=== DATA LISTING ===
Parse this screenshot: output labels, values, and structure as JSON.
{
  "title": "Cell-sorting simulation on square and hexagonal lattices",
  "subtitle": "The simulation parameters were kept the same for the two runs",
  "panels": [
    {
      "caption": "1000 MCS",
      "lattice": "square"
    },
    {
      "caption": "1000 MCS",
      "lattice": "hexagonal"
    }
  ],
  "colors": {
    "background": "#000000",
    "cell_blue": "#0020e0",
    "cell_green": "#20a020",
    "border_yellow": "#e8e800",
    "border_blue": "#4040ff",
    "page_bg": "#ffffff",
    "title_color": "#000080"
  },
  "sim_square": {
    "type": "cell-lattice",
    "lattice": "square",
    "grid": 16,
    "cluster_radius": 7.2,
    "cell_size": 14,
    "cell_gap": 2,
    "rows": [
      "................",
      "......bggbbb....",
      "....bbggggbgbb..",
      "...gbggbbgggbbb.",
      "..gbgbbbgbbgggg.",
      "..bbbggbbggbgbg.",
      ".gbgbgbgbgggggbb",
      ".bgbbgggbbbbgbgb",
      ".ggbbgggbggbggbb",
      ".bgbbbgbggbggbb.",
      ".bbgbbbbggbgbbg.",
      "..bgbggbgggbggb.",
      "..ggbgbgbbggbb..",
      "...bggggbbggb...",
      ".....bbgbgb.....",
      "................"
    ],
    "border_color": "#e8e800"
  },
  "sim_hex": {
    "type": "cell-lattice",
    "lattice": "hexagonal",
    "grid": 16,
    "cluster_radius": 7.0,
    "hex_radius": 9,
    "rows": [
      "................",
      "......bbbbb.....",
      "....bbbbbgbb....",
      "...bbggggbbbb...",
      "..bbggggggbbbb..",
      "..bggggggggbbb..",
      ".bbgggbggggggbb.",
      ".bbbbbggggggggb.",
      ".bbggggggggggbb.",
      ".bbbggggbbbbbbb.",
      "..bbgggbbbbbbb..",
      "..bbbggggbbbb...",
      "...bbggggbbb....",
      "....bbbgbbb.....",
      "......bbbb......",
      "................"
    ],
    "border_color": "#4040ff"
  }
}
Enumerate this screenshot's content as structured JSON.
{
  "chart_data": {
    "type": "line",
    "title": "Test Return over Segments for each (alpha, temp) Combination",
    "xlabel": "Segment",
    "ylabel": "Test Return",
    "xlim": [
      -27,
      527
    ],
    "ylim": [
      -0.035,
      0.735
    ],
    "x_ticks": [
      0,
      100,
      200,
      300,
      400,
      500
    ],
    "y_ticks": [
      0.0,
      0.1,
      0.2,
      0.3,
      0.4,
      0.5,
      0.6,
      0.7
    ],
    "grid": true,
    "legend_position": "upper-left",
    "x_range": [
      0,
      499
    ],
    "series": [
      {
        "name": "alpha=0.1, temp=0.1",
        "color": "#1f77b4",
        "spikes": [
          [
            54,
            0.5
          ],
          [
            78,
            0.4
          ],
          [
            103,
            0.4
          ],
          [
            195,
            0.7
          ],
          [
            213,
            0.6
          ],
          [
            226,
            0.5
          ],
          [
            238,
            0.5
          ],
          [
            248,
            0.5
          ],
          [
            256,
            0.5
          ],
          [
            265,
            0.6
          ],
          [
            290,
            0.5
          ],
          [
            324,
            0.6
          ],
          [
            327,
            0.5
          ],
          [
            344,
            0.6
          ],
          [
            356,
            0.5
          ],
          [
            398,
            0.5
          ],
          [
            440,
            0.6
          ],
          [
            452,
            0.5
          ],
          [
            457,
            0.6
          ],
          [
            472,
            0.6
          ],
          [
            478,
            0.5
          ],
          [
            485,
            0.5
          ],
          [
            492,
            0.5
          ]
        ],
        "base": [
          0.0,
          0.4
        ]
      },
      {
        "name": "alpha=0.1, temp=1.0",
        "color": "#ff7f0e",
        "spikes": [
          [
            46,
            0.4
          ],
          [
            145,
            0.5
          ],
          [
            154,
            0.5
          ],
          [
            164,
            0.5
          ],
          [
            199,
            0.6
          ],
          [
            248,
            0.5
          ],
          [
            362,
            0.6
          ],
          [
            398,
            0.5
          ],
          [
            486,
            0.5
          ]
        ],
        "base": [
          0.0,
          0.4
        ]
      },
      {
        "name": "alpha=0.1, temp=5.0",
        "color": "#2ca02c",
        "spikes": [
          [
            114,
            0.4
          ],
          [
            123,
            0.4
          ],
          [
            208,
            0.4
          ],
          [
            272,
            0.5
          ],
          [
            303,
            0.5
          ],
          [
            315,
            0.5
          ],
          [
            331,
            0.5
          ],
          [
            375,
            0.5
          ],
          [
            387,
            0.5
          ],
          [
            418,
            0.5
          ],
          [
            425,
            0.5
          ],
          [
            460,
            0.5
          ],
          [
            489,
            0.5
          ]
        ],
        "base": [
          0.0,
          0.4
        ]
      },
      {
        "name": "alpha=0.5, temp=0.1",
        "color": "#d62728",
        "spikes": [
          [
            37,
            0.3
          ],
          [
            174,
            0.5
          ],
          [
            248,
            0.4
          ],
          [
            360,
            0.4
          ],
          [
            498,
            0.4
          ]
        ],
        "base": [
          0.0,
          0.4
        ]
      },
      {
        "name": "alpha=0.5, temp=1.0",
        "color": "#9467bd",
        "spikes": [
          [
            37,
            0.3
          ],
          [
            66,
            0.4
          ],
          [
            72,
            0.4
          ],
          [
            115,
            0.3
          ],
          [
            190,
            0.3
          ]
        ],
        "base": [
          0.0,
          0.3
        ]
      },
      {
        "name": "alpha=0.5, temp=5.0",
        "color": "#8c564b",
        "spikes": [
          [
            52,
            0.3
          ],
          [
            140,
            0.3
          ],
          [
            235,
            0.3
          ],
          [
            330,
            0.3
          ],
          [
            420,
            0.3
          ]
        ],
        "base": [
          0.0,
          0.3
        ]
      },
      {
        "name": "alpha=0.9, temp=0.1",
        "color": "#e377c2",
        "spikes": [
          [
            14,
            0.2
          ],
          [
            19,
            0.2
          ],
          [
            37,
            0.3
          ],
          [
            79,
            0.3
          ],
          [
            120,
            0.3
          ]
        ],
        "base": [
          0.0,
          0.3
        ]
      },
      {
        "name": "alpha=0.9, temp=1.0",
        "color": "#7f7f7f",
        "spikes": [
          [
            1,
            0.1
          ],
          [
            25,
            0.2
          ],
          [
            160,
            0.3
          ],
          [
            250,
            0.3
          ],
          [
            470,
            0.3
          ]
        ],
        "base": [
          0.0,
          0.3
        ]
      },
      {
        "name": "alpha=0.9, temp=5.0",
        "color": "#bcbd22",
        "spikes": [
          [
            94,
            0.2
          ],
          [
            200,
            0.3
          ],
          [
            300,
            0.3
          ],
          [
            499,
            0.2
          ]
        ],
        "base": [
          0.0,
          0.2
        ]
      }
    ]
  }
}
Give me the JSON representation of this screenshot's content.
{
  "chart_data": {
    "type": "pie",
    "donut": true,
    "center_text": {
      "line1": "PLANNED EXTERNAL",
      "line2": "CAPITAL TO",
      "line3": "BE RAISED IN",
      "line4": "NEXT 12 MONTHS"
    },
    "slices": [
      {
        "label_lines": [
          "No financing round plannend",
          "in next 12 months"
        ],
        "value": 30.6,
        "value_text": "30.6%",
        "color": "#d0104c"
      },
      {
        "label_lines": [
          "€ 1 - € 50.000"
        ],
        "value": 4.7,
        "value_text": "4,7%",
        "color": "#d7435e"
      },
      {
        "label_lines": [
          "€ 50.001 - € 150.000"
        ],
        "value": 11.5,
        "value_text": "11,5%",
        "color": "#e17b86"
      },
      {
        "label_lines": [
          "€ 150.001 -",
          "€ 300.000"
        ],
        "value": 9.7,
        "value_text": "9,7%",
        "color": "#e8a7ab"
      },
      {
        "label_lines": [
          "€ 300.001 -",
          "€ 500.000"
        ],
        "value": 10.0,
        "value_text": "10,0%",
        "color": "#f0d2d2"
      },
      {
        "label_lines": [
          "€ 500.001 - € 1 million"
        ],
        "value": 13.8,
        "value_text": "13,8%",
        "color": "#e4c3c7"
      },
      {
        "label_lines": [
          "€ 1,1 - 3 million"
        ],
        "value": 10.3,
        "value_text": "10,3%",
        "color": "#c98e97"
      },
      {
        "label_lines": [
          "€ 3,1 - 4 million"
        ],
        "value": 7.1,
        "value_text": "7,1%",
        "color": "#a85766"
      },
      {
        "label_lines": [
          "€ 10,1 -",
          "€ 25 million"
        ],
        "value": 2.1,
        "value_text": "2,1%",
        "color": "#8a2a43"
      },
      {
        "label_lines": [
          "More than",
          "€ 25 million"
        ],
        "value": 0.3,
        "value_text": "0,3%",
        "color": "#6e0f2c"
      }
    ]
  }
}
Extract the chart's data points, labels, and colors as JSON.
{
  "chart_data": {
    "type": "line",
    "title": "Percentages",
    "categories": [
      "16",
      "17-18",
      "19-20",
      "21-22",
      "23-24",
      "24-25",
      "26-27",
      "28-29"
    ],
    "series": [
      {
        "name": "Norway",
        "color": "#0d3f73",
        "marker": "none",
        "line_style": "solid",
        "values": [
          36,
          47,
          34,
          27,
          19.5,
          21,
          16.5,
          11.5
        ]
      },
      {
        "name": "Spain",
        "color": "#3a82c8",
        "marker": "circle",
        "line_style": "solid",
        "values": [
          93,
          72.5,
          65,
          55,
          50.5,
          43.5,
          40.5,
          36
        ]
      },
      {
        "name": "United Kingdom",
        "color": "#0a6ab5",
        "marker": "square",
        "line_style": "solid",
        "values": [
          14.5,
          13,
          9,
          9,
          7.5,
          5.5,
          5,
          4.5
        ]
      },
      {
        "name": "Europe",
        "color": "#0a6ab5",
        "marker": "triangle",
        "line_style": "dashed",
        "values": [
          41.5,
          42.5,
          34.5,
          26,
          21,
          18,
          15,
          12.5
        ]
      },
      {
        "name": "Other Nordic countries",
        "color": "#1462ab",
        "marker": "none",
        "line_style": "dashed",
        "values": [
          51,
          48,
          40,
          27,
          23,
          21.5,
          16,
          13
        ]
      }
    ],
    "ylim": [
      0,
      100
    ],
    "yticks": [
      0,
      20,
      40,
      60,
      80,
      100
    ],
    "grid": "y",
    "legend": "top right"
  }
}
===
Answer with one number: how many lines in the listing hold "this".

-- THE RESULT --
3